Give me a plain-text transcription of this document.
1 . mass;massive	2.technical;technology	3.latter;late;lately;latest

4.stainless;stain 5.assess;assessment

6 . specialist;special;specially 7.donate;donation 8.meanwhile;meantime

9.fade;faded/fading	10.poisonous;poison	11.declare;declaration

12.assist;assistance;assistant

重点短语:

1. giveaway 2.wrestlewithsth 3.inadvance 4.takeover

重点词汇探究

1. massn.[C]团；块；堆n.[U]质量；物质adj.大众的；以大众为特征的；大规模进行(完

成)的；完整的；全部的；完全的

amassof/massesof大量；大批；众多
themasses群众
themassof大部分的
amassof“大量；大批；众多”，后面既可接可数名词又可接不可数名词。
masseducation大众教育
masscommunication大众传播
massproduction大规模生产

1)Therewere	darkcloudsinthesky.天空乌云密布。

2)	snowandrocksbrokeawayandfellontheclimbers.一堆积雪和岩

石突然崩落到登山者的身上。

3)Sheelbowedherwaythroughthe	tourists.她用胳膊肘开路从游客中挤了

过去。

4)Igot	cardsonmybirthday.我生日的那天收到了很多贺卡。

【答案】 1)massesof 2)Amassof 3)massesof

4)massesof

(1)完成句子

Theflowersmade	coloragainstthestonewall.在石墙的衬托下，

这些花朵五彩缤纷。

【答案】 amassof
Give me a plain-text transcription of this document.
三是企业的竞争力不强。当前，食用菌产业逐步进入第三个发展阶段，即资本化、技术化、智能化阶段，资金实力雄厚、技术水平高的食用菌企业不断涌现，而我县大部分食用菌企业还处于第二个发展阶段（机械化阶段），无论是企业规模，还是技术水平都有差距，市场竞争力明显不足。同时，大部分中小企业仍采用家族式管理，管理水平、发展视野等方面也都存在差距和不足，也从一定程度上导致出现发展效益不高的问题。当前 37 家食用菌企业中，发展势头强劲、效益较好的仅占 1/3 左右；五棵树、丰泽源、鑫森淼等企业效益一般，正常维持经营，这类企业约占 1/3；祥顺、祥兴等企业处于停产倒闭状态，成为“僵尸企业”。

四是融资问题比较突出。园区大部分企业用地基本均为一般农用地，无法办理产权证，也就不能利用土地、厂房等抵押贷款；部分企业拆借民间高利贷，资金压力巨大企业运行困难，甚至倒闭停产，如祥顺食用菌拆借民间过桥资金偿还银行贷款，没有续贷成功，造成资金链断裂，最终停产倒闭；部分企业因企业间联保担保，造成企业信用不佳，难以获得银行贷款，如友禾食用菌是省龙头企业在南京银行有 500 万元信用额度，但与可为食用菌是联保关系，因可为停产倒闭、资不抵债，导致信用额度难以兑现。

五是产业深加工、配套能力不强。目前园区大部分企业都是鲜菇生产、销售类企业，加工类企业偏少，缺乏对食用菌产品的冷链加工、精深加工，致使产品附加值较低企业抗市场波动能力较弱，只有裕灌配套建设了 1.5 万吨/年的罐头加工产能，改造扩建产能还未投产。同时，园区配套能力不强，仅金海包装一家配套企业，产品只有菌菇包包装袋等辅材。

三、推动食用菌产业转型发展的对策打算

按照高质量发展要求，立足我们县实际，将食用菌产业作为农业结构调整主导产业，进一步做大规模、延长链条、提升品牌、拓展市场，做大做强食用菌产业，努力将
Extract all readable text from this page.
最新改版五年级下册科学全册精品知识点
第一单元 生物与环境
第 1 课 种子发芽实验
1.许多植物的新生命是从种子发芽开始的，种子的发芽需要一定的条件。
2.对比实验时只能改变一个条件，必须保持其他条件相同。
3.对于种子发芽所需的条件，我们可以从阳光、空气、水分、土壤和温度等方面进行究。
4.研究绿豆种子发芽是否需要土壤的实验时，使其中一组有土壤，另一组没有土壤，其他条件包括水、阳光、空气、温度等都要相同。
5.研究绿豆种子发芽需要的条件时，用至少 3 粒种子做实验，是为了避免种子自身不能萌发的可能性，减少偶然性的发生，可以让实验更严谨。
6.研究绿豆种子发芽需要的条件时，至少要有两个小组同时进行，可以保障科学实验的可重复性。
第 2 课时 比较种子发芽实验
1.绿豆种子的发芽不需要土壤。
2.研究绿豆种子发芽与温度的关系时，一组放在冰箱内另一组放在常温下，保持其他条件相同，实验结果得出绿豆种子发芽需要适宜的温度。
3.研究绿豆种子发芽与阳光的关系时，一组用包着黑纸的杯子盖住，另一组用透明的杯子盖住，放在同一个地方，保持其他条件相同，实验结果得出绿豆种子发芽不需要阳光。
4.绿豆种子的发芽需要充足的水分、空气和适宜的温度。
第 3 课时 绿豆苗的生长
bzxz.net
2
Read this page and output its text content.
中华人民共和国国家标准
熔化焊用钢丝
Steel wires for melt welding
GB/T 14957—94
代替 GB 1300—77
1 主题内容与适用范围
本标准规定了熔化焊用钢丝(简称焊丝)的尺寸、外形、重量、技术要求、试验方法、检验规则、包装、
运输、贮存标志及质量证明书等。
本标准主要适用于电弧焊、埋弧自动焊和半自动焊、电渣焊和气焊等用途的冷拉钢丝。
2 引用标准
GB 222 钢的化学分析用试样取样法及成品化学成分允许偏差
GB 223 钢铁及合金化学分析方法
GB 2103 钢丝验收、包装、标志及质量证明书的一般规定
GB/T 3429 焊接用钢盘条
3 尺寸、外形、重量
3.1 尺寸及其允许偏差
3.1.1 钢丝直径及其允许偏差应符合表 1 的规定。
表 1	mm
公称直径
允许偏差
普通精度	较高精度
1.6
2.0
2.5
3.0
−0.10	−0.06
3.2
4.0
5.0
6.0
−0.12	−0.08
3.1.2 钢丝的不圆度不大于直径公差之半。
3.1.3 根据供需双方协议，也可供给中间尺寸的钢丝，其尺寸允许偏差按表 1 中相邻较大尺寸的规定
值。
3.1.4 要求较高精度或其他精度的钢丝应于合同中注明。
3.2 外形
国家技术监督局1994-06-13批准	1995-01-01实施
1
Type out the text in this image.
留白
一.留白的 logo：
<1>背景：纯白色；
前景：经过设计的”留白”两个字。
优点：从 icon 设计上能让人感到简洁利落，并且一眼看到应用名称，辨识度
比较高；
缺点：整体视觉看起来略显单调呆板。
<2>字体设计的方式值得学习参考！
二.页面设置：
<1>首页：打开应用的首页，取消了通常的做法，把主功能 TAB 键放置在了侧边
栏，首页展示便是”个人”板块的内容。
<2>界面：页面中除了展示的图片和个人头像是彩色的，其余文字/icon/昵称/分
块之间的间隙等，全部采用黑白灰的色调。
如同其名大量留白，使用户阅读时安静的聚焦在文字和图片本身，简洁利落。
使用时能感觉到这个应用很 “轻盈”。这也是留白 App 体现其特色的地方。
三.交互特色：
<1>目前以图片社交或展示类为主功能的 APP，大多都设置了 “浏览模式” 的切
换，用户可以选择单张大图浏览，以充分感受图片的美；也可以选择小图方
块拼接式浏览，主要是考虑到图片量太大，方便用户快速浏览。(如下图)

#### [THE REQUEST]
Print exactly the lines above, starting at the line that contains "Read this page and output its text content." and ending with the last line of the records, both included.

#### [OUTPUT OF THE EXERCISE]
Read this page and output its text content.
中华人民共和国国家标准
熔化焊用钢丝
Steel wires for melt welding
GB/T 14957—94
代替 GB 1300—77
1 主题内容与适用范围
本标准规定了熔化焊用钢丝(简称焊丝)的尺寸、外形、重量、技术要求、试验方法、检验规则、包装、
运输、贮存标志及质量证明书等。
本标准主要适用于电弧焊、埋弧自动焊和半自动焊、电渣焊和气焊等用途的冷拉钢丝。
2 引用标准
GB 222 钢的化学分析用试样取样法及成品化学成分允许偏差
GB 223 钢铁及合金化学分析方法
GB 2103 钢丝验收、包装、标志及质量证明书的一般规定
GB/T 3429 焊接用钢盘条
3 尺寸、外形、重量
3.1 尺寸及其允许偏差
3.1.1 钢丝直径及其允许偏差应符合表 1 的规定。
表 1	mm
公称直径
允许偏差
普通精度	较高精度
1.6
2.0
2.5
3.0
−0.10	−0.06
3.2
4.0
5.0
6.0
−0.12	−0.08
3.1.2 钢丝的不圆度不大于直径公差之半。
3.1.3 根据供需双方协议，也可供给中间尺寸的钢丝，其尺寸允许偏差按表 1 中相邻较大尺寸的规定
值。
3.1.4 要求较高精度或其他精度的钢丝应于合同中注明。
3.2 外形
国家技术监督局1994-06-13批准	1995-01-01实施
1
Type out the text in this image.
留白
一.留白的 logo：
<1>背景：纯白色；
前景：经过设计的”留白”两个字。
优点：从 icon 设计上能让人感到简洁利落，并且一眼看到应用名称，辨识度
比较高；
缺点：整体视觉看起来略显单调呆板。
<2>字体设计的方式值得学习参考！
二.页面设置：
<1>首页：打开应用的首页，取消了通常的做法，把主功能 TAB 键放置在了侧边
栏，首页展示便是”个人”板块的内容。
<2>界面：页面中除了展示的图片和个人头像是彩色的，其余文字/icon/昵称/分
块之间的间隙等，全部采用黑白灰的色调。
如同其名大量留白，使用户阅读时安静的聚焦在文字和图片本身，简洁利落。
使用时能感觉到这个应用很 “轻盈”。这也是留白 App 体现其特色的地方。
三.交互特色：
<1>目前以图片社交或展示类为主功能的 APP，大多都设置了 “浏览模式” 的切
换，用户可以选择单张大图浏览，以充分感受图片的美；也可以选择小图方
块拼接式浏览，主要是考虑到图片量太大，方便用户快速浏览。(如下图)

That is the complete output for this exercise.